TO BE DONE:
Provide the count of lines that hold "xlabel" and no other output.

INPUT RECORDS:
--- START ---

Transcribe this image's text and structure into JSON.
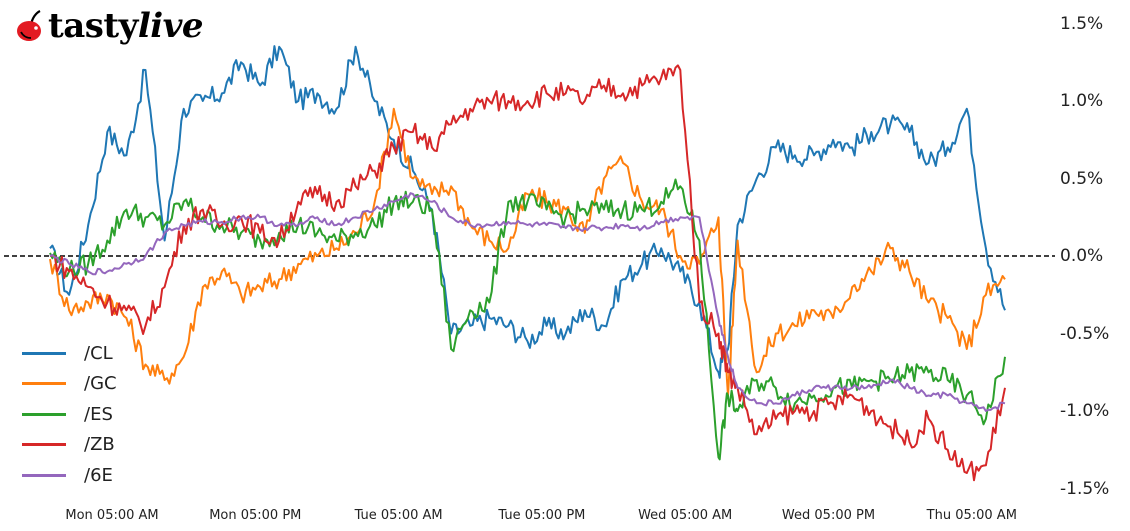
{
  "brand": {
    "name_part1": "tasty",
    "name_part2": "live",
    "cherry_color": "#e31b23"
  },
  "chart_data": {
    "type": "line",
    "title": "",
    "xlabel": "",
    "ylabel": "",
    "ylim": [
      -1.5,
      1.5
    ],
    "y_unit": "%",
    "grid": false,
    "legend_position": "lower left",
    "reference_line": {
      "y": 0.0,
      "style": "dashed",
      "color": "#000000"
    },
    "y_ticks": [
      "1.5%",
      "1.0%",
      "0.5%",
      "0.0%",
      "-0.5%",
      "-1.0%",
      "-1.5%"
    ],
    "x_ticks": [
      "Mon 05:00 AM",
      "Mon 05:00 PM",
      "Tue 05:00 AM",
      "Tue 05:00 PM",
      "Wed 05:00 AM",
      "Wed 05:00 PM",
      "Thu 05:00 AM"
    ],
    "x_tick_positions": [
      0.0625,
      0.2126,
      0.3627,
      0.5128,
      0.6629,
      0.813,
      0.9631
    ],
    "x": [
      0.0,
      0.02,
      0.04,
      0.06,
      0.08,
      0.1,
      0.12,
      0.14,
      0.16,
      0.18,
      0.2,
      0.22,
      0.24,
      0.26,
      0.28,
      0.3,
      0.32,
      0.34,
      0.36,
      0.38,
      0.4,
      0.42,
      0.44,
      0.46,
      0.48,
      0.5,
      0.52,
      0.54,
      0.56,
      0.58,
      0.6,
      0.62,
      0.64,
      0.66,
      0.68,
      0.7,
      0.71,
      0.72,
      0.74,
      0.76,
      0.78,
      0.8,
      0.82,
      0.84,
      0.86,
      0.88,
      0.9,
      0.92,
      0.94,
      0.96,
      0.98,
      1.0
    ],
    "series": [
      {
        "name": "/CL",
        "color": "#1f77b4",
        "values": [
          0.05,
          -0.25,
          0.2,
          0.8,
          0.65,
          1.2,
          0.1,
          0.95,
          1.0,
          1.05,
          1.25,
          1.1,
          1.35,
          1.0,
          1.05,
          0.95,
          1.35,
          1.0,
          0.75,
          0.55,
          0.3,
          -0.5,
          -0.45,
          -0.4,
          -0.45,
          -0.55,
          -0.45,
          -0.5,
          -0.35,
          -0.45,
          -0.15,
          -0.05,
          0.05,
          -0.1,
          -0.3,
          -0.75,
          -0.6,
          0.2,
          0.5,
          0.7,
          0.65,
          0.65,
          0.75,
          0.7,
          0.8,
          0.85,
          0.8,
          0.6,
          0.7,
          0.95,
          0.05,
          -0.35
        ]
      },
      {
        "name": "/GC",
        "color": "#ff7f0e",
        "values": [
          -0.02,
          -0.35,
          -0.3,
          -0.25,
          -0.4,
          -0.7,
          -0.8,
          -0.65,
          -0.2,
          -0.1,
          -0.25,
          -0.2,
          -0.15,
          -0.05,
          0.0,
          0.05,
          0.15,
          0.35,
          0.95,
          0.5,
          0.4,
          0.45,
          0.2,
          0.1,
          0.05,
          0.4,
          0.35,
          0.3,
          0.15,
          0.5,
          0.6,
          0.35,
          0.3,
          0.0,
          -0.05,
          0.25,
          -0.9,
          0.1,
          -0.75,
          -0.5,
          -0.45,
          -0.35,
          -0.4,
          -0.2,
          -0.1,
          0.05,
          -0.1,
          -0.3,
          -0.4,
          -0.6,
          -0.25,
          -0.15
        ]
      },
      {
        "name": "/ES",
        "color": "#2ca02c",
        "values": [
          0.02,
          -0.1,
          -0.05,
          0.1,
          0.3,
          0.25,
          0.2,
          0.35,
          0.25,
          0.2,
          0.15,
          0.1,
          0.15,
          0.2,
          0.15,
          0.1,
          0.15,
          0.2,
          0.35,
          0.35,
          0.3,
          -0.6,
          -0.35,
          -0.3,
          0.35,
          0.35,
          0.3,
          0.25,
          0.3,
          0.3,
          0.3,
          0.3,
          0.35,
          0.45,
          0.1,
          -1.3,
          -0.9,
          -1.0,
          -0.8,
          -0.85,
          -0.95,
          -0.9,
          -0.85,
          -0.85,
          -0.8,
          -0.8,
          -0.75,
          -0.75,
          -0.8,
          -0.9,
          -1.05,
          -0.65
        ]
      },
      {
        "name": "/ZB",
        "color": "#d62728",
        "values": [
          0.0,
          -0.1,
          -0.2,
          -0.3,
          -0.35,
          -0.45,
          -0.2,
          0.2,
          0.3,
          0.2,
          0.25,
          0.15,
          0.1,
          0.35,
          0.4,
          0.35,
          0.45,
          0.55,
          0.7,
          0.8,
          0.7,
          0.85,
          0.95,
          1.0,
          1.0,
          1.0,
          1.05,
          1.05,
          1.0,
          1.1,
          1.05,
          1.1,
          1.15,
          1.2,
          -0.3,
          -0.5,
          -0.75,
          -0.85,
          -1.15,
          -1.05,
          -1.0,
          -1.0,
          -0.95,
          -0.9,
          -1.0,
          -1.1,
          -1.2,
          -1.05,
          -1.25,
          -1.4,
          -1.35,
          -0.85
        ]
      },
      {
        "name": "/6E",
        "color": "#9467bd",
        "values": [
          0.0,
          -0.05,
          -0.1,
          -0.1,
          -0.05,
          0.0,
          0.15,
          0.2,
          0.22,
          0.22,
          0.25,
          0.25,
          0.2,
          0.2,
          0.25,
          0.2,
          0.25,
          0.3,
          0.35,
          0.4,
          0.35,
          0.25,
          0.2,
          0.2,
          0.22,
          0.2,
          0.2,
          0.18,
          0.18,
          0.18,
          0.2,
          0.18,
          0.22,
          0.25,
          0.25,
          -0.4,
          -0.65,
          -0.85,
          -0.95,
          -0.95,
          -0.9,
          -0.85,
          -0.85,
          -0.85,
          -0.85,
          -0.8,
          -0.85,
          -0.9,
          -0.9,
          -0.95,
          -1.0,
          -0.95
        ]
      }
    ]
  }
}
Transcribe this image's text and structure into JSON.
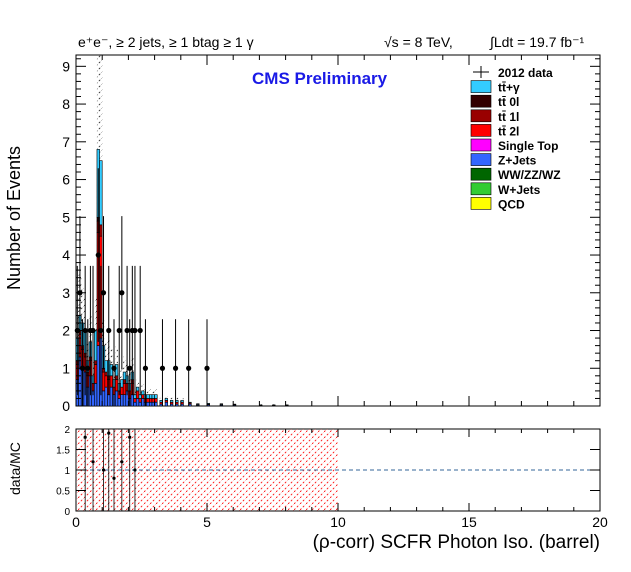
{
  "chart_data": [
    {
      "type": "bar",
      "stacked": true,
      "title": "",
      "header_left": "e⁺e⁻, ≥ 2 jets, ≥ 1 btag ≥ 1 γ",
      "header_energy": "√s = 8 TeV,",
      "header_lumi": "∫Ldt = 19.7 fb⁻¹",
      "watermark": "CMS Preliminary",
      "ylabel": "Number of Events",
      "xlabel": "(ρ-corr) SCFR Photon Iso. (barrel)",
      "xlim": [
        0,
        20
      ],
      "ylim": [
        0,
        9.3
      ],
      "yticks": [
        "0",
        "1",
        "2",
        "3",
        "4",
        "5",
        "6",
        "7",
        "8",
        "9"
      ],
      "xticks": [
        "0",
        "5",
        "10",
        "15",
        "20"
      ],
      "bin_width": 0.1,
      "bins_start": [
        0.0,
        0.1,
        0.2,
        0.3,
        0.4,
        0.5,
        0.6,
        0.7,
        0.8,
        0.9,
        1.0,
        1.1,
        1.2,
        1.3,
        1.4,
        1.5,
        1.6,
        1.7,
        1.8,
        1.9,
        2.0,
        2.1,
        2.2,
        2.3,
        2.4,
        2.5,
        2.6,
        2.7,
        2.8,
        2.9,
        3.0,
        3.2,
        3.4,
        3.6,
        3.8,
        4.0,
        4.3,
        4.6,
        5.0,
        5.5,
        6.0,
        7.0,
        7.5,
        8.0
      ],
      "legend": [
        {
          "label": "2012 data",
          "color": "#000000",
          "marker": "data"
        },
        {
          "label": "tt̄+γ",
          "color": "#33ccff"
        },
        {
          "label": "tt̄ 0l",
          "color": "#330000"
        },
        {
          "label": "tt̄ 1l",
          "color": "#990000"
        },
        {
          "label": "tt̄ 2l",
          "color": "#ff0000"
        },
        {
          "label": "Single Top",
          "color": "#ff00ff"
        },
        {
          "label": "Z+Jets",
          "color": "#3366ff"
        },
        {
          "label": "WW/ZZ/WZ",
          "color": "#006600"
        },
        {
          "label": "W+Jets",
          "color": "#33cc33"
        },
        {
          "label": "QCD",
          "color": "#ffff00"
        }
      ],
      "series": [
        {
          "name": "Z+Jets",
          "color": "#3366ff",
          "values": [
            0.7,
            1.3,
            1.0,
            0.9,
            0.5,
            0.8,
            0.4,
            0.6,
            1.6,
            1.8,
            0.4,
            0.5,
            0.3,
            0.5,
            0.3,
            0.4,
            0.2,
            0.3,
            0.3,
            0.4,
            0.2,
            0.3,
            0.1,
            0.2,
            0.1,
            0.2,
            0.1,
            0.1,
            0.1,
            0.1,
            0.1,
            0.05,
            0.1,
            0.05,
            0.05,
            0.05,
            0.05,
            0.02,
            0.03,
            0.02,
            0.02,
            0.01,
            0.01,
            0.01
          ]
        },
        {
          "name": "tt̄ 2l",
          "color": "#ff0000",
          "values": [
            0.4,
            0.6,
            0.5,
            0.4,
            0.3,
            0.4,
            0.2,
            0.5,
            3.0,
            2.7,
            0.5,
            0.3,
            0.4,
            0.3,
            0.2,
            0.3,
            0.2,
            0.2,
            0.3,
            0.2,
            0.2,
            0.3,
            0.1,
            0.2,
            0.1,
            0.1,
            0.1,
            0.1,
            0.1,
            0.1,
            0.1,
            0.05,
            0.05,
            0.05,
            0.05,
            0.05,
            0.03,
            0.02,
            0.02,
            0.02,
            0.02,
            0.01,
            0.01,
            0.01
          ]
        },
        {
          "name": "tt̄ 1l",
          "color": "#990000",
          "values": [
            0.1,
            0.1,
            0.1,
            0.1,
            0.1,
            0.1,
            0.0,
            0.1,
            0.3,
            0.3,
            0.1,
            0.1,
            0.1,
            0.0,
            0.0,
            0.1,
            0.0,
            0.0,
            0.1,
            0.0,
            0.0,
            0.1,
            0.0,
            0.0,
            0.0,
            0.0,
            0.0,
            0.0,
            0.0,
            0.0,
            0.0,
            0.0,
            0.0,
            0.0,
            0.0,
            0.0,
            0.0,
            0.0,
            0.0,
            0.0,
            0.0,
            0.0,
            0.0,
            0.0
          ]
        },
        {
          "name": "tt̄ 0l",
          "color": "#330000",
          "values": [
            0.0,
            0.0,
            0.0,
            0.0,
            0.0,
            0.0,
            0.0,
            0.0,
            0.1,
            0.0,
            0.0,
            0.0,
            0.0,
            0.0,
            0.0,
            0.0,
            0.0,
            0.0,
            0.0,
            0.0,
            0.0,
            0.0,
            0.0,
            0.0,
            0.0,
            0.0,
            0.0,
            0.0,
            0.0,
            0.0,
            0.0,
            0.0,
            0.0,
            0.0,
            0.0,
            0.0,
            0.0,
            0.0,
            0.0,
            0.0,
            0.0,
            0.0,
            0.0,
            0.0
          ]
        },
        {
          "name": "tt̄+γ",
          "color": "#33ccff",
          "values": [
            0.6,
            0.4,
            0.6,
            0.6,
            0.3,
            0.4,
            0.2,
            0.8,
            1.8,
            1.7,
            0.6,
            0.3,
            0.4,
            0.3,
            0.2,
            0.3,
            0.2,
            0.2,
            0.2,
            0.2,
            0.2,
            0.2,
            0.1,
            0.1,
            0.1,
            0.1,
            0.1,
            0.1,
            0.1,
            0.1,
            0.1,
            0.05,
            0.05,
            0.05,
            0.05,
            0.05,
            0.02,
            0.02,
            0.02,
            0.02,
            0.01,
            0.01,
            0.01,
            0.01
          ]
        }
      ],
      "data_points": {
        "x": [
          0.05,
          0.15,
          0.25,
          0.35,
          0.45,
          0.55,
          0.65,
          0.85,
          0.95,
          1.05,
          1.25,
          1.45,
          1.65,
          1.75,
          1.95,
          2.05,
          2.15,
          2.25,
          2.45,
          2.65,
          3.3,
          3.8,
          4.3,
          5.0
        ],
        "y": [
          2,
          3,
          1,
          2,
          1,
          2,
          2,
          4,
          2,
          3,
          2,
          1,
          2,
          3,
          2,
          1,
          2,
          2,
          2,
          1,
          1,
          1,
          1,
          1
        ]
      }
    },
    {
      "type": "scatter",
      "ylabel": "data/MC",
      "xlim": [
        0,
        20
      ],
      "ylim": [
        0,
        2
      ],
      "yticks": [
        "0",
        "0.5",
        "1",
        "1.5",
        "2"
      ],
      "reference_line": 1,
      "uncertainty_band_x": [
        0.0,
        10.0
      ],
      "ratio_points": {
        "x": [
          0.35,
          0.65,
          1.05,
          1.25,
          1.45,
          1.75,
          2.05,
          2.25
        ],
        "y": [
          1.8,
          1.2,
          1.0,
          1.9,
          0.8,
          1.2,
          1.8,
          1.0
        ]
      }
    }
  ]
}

--- END ---

THE COMPLETED TASK:
2